• _WORK TO BE COMPLETED_:
Note each line that includes the word "Movavi". Copy those lines.

## start

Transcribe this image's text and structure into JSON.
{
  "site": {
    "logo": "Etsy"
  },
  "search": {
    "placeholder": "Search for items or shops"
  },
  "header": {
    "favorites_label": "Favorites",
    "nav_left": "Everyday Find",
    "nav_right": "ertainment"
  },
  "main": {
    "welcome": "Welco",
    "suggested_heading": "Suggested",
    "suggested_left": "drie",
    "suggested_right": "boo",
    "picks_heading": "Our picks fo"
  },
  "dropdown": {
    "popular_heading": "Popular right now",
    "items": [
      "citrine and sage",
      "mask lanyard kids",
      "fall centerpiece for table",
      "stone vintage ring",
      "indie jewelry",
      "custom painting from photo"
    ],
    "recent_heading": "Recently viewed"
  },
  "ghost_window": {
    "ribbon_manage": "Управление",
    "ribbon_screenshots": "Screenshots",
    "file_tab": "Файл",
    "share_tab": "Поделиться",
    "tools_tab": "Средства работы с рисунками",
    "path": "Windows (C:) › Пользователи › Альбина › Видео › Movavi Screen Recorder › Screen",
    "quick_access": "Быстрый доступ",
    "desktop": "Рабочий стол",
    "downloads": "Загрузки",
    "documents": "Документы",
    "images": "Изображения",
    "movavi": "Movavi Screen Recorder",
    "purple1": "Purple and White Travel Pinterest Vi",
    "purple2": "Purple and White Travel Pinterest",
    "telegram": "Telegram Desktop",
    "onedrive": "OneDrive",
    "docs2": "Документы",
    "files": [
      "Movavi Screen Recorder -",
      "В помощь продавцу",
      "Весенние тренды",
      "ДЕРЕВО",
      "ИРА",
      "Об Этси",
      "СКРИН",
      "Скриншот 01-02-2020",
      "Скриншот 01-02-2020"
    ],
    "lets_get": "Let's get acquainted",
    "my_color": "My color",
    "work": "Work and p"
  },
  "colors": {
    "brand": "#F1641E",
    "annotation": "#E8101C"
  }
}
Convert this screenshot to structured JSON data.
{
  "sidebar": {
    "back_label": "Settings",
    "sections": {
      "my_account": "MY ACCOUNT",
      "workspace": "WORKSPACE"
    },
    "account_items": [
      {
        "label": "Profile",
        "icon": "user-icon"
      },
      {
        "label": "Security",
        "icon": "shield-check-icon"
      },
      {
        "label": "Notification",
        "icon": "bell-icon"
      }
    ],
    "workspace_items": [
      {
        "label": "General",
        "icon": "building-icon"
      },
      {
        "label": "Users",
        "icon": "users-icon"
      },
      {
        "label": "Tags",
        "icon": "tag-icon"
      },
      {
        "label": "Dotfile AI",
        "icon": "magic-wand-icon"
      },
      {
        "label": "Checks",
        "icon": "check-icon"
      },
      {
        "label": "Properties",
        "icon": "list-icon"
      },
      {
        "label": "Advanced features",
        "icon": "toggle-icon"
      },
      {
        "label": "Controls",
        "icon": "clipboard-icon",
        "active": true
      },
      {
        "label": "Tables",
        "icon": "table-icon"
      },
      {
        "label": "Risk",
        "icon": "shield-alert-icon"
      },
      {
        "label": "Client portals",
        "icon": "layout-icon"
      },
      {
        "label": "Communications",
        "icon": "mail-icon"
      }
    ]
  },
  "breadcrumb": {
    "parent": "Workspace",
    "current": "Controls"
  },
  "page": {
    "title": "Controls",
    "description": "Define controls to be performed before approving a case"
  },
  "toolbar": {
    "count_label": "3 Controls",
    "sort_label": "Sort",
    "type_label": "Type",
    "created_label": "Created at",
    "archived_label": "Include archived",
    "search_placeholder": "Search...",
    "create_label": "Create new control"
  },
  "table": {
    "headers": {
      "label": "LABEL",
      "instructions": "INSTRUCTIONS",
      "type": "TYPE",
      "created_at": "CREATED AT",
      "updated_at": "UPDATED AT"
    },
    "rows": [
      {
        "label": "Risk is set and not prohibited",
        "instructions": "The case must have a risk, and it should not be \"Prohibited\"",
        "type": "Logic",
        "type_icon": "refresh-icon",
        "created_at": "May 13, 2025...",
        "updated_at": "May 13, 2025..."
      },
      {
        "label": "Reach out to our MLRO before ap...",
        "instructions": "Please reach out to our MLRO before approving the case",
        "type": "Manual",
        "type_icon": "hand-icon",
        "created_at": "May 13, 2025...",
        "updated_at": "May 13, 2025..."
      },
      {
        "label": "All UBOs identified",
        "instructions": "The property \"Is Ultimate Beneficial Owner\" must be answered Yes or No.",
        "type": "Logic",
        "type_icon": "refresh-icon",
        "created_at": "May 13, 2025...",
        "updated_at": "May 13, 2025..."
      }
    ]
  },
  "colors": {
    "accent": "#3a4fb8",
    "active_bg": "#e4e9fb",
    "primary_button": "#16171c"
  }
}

## end

• _FULL RESPONSE_:
    "path": "Windows (C:) › Пользователи › Альбина › Видео › Movavi Screen Recorder › Screen",
    "movavi": "Movavi Screen Recorder",
      "Movavi Screen Recorder -",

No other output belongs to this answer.